┌─ Data excerpts

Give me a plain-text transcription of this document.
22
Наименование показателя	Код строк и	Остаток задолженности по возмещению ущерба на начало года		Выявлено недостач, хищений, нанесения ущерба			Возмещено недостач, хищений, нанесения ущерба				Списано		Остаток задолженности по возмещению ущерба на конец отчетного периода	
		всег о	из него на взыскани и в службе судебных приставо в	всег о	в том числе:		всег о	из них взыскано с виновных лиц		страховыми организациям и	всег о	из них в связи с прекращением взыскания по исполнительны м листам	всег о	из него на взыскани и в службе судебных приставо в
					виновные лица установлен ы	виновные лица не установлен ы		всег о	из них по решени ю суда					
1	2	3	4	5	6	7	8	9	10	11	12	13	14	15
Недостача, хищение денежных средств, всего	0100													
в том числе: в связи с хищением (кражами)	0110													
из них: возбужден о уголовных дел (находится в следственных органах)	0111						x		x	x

└─

• [Given exercise]:
Every entry above should be retyped exactly as shown.

• [Task response]:
Give me a plain-text transcription of this document.
22
Наименование показателя	Код строк и	Остаток задолженности по возмещению ущерба на начало года		Выявлено недостач, хищений, нанесения ущерба			Возмещено недостач, хищений, нанесения ущерба				Списано		Остаток задолженности по возмещению ущерба на конец отчетного периода	
		всег о	из него на взыскани и в службе судебных приставо в	всег о	в том числе:		всег о	из них взыскано с виновных лиц		страховыми организациям и	всег о	из них в связи с прекращением взыскания по исполнительны м листам	всег о	из него на взыскани и в службе судебных приставо в
					виновные лица установлен ы	виновные лица не установлен ы		всег о	из них по решени ю суда					
1	2	3	4	5	6	7	8	9	10	11	12	13	14	15
Недостача, хищение денежных средств, всего	0100													
в том числе: в связи с хищением (кражами)	0110													
из них: возбужден о уголовных дел (находится в следственных органах)	0111						x		x	x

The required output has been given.